>> Begin Data lines

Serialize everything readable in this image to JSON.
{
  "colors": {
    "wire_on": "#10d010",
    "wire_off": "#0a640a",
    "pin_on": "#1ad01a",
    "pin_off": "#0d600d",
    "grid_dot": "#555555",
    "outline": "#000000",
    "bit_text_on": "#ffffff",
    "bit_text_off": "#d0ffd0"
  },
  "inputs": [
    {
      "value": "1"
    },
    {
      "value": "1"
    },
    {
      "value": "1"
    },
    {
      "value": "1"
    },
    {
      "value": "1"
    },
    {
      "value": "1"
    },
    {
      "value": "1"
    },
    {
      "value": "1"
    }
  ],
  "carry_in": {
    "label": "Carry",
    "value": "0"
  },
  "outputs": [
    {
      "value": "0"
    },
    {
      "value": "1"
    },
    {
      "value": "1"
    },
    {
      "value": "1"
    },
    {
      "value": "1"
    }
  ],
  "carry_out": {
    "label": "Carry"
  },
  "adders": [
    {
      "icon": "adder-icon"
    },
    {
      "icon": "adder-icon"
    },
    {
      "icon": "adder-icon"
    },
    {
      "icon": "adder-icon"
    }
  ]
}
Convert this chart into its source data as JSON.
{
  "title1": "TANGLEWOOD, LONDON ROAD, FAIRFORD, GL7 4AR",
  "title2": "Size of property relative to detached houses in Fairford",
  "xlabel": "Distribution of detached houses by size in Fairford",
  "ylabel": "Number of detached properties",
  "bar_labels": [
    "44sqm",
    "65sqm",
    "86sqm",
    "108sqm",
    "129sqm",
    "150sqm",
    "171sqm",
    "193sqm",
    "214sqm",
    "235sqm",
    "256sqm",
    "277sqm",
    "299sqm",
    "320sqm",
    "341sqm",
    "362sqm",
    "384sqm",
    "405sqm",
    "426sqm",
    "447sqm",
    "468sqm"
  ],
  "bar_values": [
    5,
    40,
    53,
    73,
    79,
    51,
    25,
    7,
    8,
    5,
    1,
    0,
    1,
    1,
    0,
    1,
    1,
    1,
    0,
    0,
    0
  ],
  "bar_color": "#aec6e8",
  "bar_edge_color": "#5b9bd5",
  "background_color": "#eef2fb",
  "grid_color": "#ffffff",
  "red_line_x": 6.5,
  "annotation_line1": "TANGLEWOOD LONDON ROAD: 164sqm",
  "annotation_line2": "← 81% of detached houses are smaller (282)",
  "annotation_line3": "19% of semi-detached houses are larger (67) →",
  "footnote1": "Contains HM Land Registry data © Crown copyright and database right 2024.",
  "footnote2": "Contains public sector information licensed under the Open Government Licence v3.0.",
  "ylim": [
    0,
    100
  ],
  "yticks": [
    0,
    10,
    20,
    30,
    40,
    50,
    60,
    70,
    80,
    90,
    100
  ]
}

>> End Data lines

### Exercise description
Output all of the material, please, exactly as it stands.

### Worked answer
Serialize everything readable in this image to JSON.
{
  "colors": {
    "wire_on": "#10d010",
    "wire_off": "#0a640a",
    "pin_on": "#1ad01a",
    "pin_off": "#0d600d",
    "grid_dot": "#555555",
    "outline": "#000000",
    "bit_text_on": "#ffffff",
    "bit_text_off": "#d0ffd0"
  },
  "inputs": [
    {
      "value": "1"
    },
    {
      "value": "1"
    },
    {
      "value": "1"
    },
    {
      "value": "1"
    },
    {
      "value": "1"
    },
    {
      "value": "1"
    },
    {
      "value": "1"
    },
    {
      "value": "1"
    }
  ],
  "carry_in": {
    "label": "Carry",
    "value": "0"
  },
  "outputs": [
    {
      "value": "0"
    },
    {
      "value": "1"
    },
    {
      "value": "1"
    },
    {
      "value": "1"
    },
    {
      "value": "1"
    }
  ],
  "carry_out": {
    "label": "Carry"
  },
  "adders": [
    {
      "icon": "adder-icon"
    },
    {
      "icon": "adder-icon"
    },
    {
      "icon": "adder-icon"
    },
    {
      "icon": "adder-icon"
    }
  ]
}
Convert this chart into its source data as JSON.
{
  "title1": "TANGLEWOOD, LONDON ROAD, FAIRFORD, GL7 4AR",
  "title2": "Size of property relative to detached houses in Fairford",
  "xlabel": "Distribution of detached houses by size in Fairford",
  "ylabel": "Number of detached properties",
  "bar_labels": [
    "44sqm",
    "65sqm",
    "86sqm",
    "108sqm",
    "129sqm",
    "150sqm",
    "171sqm",
    "193sqm",
    "214sqm",
    "235sqm",
    "256sqm",
    "277sqm",
    "299sqm",
    "320sqm",
    "341sqm",
    "362sqm",
    "384sqm",
    "405sqm",
    "426sqm",
    "447sqm",
    "468sqm"
  ],
  "bar_values": [
    5,
    40,
    53,
    73,
    79,
    51,
    25,
    7,
    8,
    5,
    1,
    0,
    1,
    1,
    0,
    1,
    1,
    1,
    0,
    0,
    0
  ],
  "bar_color": "#aec6e8",
  "bar_edge_color": "#5b9bd5",
  "background_color": "#eef2fb",
  "grid_color": "#ffffff",
  "red_line_x": 6.5,
  "annotation_line1": "TANGLEWOOD LONDON ROAD: 164sqm",
  "annotation_line2": "← 81% of detached houses are smaller (282)",
  "annotation_line3": "19% of semi-detached houses are larger (67) →",
  "footnote1": "Contains HM Land Registry data © Crown copyright and database right 2024.",
  "footnote2": "Contains public sector information licensed under the Open Government Licence v3.0.",
  "ylim": [
    0,
    100
  ],
  "yticks": [
    0,
    10,
    20,
    30,
    40,
    50,
    60,
    70,
    80,
    90,
    100
  ]
}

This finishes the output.